## REQUIRED WORK
Emit the data below verbatim, stripping out any pictures.

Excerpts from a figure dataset
▽

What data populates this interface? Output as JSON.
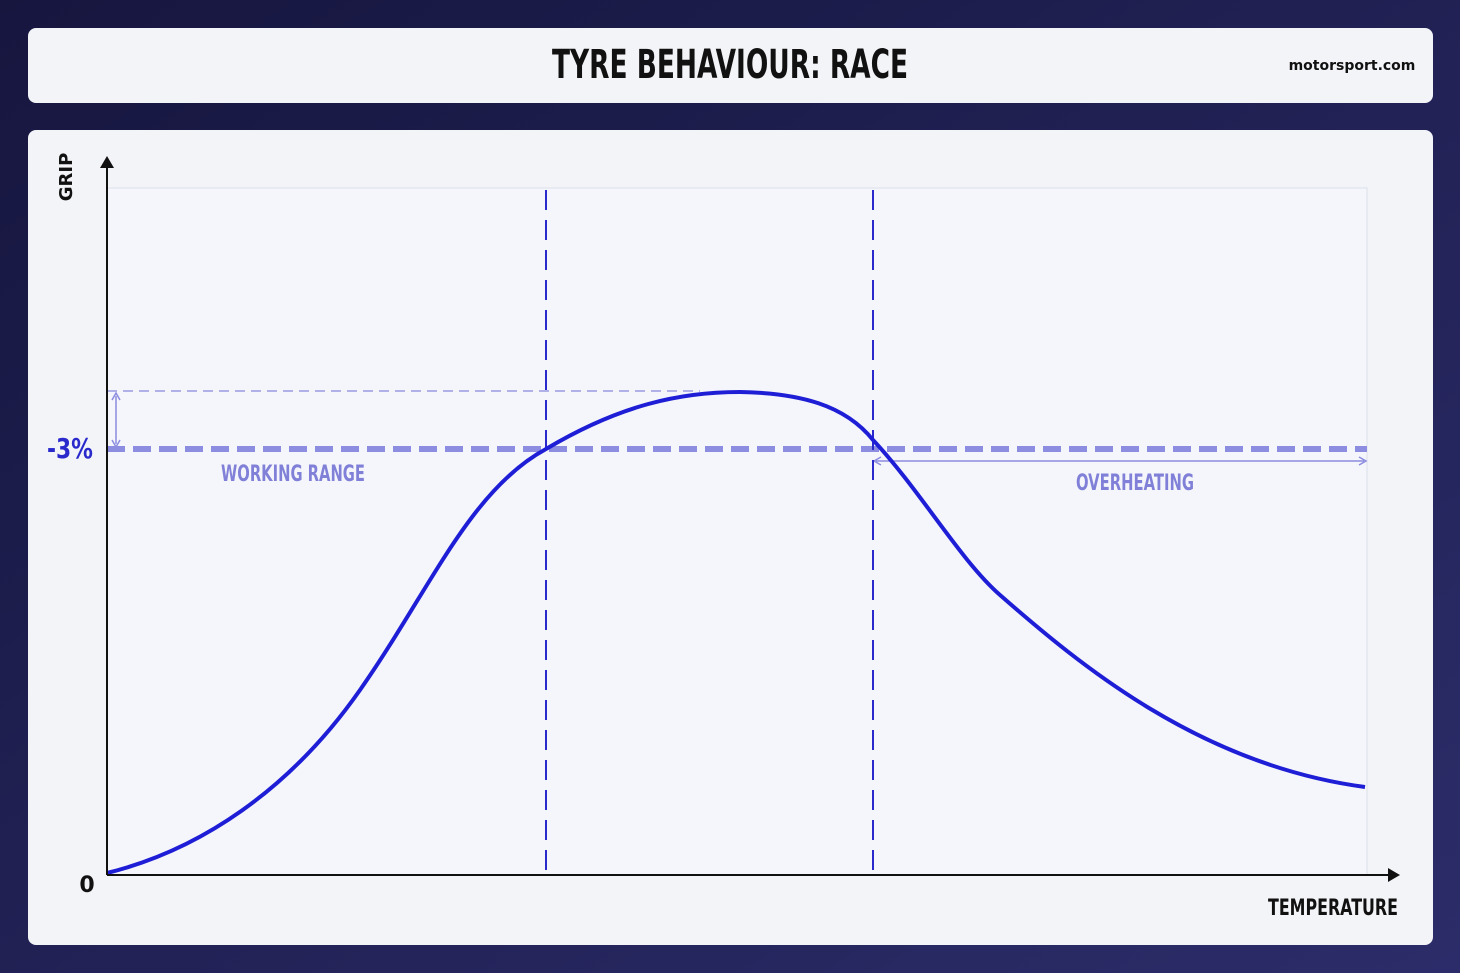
{
  "header": {
    "title": "TYRE BEHAVIOUR: RACE",
    "brand": "motorsport.com"
  },
  "axes": {
    "y_label": "GRIP",
    "x_label": "TEMPERATURE",
    "origin_label": "0",
    "level_label": "-3%"
  },
  "annotations": {
    "working_range": "WORKING RANGE",
    "overheating": "OVERHEATING"
  }
}
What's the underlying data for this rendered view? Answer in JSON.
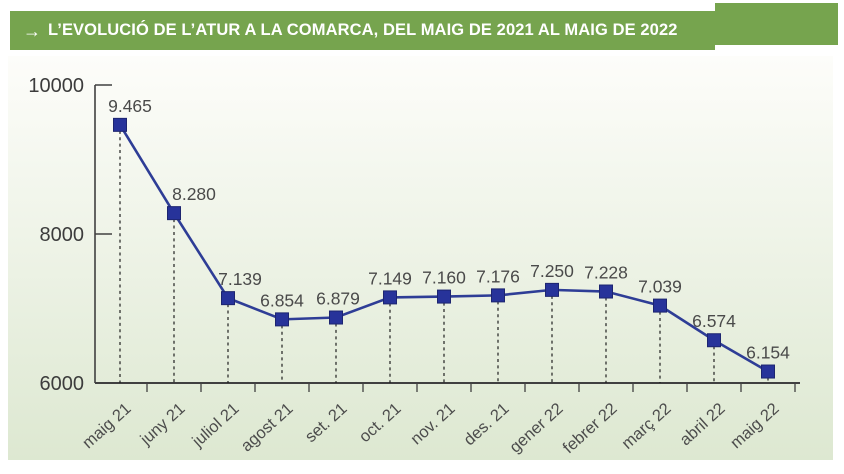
{
  "header": {
    "arrow": "→",
    "title": "L’EVOLUCIÓ DE L’ATUR A LA COMARCA, DEL MAIG DE 2021 AL MAIG DE 2022"
  },
  "chart_data": {
    "type": "line",
    "title": "L’EVOLUCIÓ DE L’ATUR A LA COMARCA, DEL MAIG DE 2021 AL MAIG DE 2022",
    "categories": [
      "maig 21",
      "juny 21",
      "juliol 21",
      "agost 21",
      "set. 21",
      "oct. 21",
      "nov. 21",
      "des. 21",
      "gener 22",
      "febrer 22",
      "març 22",
      "abril 22",
      "maig 22"
    ],
    "values": [
      9465,
      8280,
      7139,
      6854,
      6879,
      7149,
      7160,
      7176,
      7250,
      7228,
      7039,
      6574,
      6154
    ],
    "point_labels": [
      "9.465",
      "8.280",
      "7.139",
      "6.854",
      "6.879",
      "7.149",
      "7.160",
      "7.176",
      "7.250",
      "7.228",
      "7.039",
      "6.574",
      "6.154"
    ],
    "y_ticks": [
      {
        "label": "10000",
        "value": 10000
      },
      {
        "label": "8000",
        "value": 8000
      },
      {
        "label": "6000",
        "value": 6000
      }
    ],
    "ylim": [
      6000,
      10000
    ],
    "xlabel": "",
    "ylabel": "",
    "marker": "square",
    "grid": false,
    "legend": "none",
    "colors": {
      "banner_green": "#76a44e",
      "line_blue": "#2e3d96",
      "marker_blue": "#27339a",
      "marker_border": "#1d2570",
      "axis_gray": "#404040",
      "drop_line": "#1f1f1f",
      "bg_top": "#fdfdfa",
      "bg_bottom": "#dde8d1"
    }
  }
}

△

## EXERCISE SOLUTION
What data populates this interface? Output as JSON.
{
  "header": {
    "title": "TYRE BEHAVIOUR: RACE",
    "brand": "motorsport.com"
  },
  "axes": {
    "y_label": "GRIP",
    "x_label": "TEMPERATURE",
    "origin_label": "0",
    "level_label": "-3%"
  },
  "annotations": {
    "working_range": "WORKING RANGE",
    "overheating": "OVERHEATING"
  }
}
What's the underlying data for this rendered view? Answer in JSON.
{
  "header": {
    "arrow": "→",
    "title": "L’EVOLUCIÓ DE L’ATUR A LA COMARCA, DEL MAIG DE 2021 AL MAIG DE 2022"
  },
  "chart_data": {
    "type": "line",
    "title": "L’EVOLUCIÓ DE L’ATUR A LA COMARCA, DEL MAIG DE 2021 AL MAIG DE 2022",
    "categories": [
      "maig 21",
      "juny 21",
      "juliol 21",
      "agost 21",
      "set. 21",
      "oct. 21",
      "nov. 21",
      "des. 21",
      "gener 22",
      "febrer 22",
      "març 22",
      "abril 22",
      "maig 22"
    ],
    "values": [
      9465,
      8280,
      7139,
      6854,
      6879,
      7149,
      7160,
      7176,
      7250,
      7228,
      7039,
      6574,
      6154
    ],
    "point_labels": [
      "9.465",
      "8.280",
      "7.139",
      "6.854",
      "6.879",
      "7.149",
      "7.160",
      "7.176",
      "7.250",
      "7.228",
      "7.039",
      "6.574",
      "6.154"
    ],
    "y_ticks": [
      {
        "label": "10000",
        "value": 10000
      },
      {
        "label": "8000",
        "value": 8000
      },
      {
        "label": "6000",
        "value": 6000
      }
    ],
    "ylim": [
      6000,
      10000
    ],
    "xlabel": "",
    "ylabel": "",
    "marker": "square",
    "grid": false,
    "legend": "none",
    "colors": {
      "banner_green": "#76a44e",
      "line_blue": "#2e3d96",
      "marker_blue": "#27339a",
      "marker_border": "#1d2570",
      "axis_gray": "#404040",
      "drop_line": "#1f1f1f",
      "bg_top": "#fdfdfa",
      "bg_bottom": "#dde8d1"
    }
  }
}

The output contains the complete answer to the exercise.